[Listed entries]:
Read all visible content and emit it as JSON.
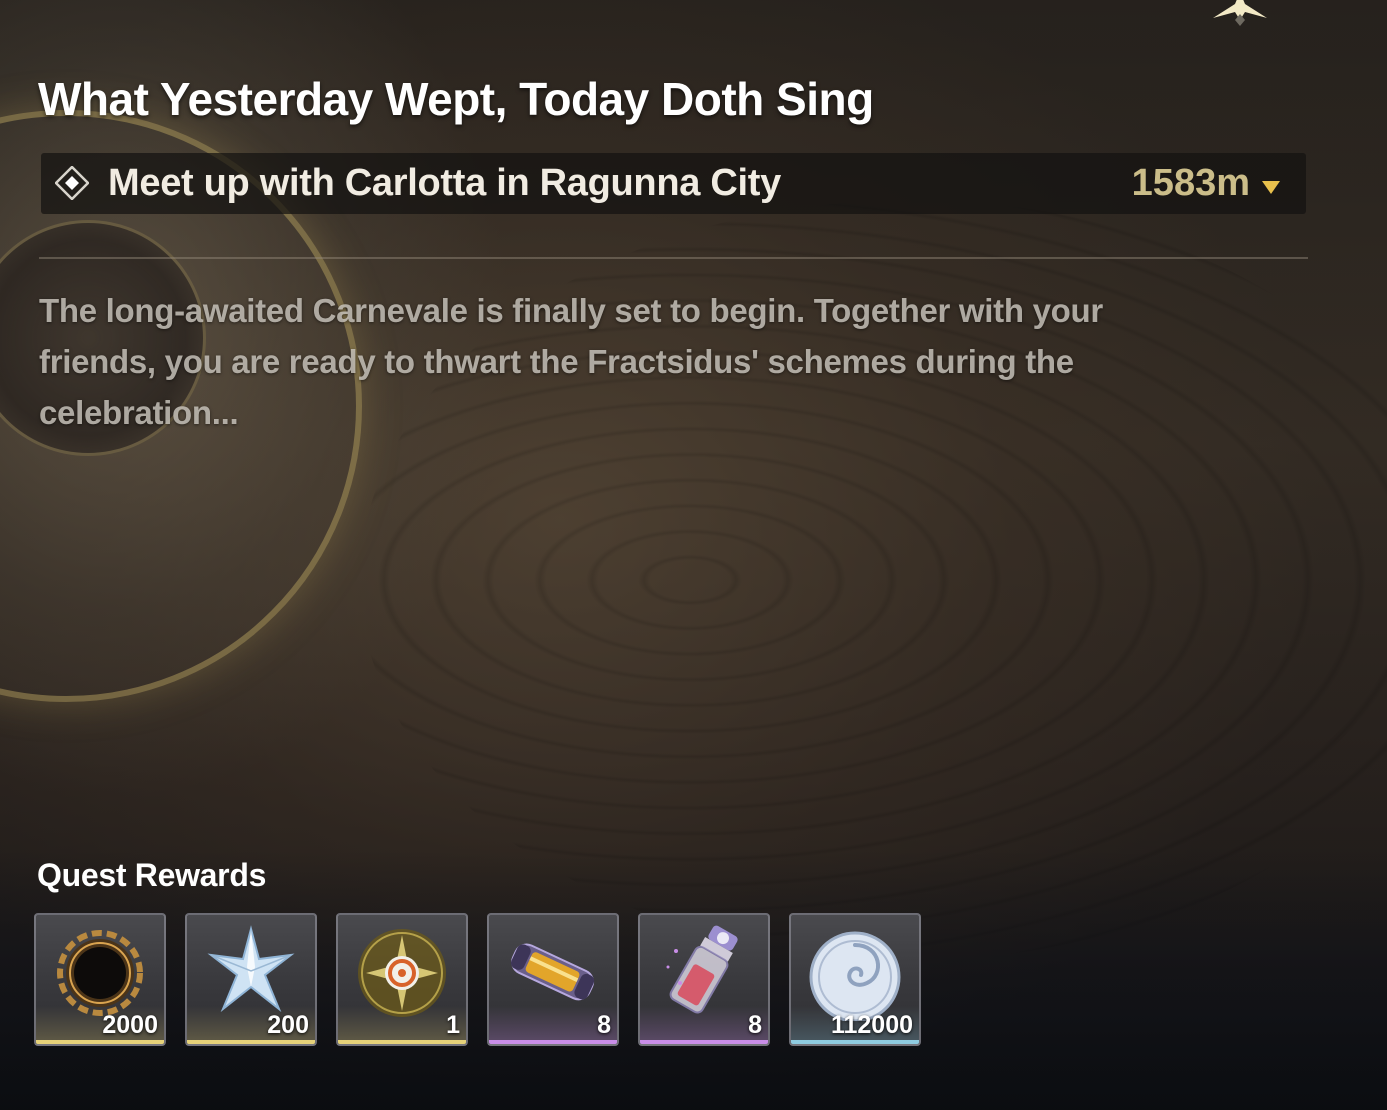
{
  "quest": {
    "title": "What Yesterday Wept, Today Doth Sing",
    "objective": {
      "text": "Meet up with Carlotta in Ragunna City",
      "distance": "1583m",
      "icon": "diamond-marker-icon"
    },
    "description": "The long-awaited Carnevale is finally set to begin. Together with your friends, you are ready to thwart the Fractsidus' schemes during the celebration..."
  },
  "rewards": {
    "title": "Quest Rewards",
    "items": [
      {
        "icon": "dark-sun-ring-icon",
        "quantity": "2000",
        "rarity_color": "#e6d27a"
      },
      {
        "icon": "star-crystal-icon",
        "quantity": "200",
        "rarity_color": "#e6d27a"
      },
      {
        "icon": "spiral-orb-icon",
        "quantity": "1",
        "rarity_color": "#e6d27a"
      },
      {
        "icon": "energy-capsule-icon",
        "quantity": "8",
        "rarity_color": "#c98ee8"
      },
      {
        "icon": "potion-vial-icon",
        "quantity": "8",
        "rarity_color": "#c98ee8"
      },
      {
        "icon": "shell-coin-icon",
        "quantity": "112000",
        "rarity_color": "#8fcbe0"
      }
    ]
  },
  "colors": {
    "distance": "#cbbd89",
    "caret": "#e8c04c",
    "gold_rarity": "#e6d27a",
    "purple_rarity": "#c98ee8",
    "blue_rarity": "#8fcbe0"
  }
}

[Problem requirements]: Return the material exactly as given, apart from the pictures.

[Result]:
Read all visible content and emit it as JSON.
{
  "quest": {
    "title": "What Yesterday Wept, Today Doth Sing",
    "objective": {
      "text": "Meet up with Carlotta in Ragunna City",
      "distance": "1583m",
      "icon": "diamond-marker-icon"
    },
    "description": "The long-awaited Carnevale is finally set to begin. Together with your friends, you are ready to thwart the Fractsidus' schemes during the celebration..."
  },
  "rewards": {
    "title": "Quest Rewards",
    "items": [
      {
        "icon": "dark-sun-ring-icon",
        "quantity": "2000",
        "rarity_color": "#e6d27a"
      },
      {
        "icon": "star-crystal-icon",
        "quantity": "200",
        "rarity_color": "#e6d27a"
      },
      {
        "icon": "spiral-orb-icon",
        "quantity": "1",
        "rarity_color": "#e6d27a"
      },
      {
        "icon": "energy-capsule-icon",
        "quantity": "8",
        "rarity_color": "#c98ee8"
      },
      {
        "icon": "potion-vial-icon",
        "quantity": "8",
        "rarity_color": "#c98ee8"
      },
      {
        "icon": "shell-coin-icon",
        "quantity": "112000",
        "rarity_color": "#8fcbe0"
      }
    ]
  },
  "colors": {
    "distance": "#cbbd89",
    "caret": "#e8c04c",
    "gold_rarity": "#e6d27a",
    "purple_rarity": "#c98ee8",
    "blue_rarity": "#8fcbe0"
  }
}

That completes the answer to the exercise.